§ **Exercise requirements**: Scan the listing below for the word "structured" and state how many lines hold it. Write nothing but the number.

§ **Provided data**:
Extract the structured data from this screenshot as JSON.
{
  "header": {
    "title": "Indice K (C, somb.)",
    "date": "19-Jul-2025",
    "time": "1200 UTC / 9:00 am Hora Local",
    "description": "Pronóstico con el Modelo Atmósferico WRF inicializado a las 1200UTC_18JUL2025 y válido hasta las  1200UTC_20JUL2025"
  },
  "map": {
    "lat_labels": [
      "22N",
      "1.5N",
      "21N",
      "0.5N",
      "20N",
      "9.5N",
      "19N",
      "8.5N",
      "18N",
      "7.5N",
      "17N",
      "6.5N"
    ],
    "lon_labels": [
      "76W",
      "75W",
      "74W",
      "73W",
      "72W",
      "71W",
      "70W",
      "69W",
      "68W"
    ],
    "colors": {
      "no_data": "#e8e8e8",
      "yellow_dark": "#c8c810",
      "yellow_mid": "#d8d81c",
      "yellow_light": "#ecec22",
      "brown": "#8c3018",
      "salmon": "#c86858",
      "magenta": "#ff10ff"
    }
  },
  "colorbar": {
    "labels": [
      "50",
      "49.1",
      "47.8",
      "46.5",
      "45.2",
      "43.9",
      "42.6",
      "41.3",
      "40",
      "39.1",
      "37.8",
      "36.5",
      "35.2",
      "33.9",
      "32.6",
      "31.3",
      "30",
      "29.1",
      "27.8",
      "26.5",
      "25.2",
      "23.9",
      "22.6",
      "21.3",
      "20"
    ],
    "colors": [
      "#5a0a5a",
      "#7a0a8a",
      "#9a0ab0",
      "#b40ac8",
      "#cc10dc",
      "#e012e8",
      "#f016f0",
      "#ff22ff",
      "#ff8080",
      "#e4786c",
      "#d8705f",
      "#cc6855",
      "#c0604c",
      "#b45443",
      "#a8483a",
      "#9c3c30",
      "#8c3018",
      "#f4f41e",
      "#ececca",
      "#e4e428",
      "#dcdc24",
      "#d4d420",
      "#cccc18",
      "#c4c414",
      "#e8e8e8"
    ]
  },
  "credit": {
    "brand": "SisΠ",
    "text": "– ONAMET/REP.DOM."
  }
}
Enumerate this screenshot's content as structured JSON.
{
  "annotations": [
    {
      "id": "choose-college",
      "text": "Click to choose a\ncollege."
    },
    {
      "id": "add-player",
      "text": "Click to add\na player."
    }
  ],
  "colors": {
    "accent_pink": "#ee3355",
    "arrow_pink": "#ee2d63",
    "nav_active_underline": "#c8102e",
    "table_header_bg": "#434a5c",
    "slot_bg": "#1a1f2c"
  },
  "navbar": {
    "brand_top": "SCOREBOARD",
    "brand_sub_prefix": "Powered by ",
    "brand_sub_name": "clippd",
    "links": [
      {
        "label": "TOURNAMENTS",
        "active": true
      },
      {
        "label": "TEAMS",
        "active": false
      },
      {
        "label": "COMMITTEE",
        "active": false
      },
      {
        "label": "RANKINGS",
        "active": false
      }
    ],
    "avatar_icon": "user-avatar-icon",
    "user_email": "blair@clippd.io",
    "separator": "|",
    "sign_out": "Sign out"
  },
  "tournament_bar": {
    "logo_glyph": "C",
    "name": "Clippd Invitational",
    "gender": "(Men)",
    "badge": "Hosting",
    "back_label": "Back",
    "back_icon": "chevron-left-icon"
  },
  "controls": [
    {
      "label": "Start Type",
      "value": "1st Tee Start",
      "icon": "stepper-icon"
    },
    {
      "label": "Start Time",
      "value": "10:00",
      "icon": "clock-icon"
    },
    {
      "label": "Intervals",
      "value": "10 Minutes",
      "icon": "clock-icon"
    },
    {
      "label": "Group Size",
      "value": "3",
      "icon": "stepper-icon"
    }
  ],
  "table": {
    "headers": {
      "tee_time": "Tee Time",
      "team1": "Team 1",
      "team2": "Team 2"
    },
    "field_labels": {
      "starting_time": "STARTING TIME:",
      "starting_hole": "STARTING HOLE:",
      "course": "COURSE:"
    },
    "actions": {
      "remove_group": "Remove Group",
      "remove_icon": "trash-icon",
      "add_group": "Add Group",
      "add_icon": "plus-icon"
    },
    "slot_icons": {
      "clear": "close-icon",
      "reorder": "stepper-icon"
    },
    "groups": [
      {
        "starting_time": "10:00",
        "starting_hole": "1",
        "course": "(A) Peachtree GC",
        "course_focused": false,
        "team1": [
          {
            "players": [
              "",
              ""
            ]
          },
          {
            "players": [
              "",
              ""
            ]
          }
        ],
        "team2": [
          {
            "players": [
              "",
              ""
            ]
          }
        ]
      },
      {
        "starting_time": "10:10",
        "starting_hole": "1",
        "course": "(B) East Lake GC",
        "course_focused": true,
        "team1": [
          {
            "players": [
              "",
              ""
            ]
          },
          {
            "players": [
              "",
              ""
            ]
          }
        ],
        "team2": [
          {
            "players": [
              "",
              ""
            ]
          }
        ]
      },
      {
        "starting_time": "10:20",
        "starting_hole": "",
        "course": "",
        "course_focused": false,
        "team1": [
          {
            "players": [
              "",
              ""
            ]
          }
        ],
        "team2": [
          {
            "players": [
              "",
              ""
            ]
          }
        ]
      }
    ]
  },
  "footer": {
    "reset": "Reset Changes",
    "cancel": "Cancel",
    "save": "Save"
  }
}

§ **Response**: 2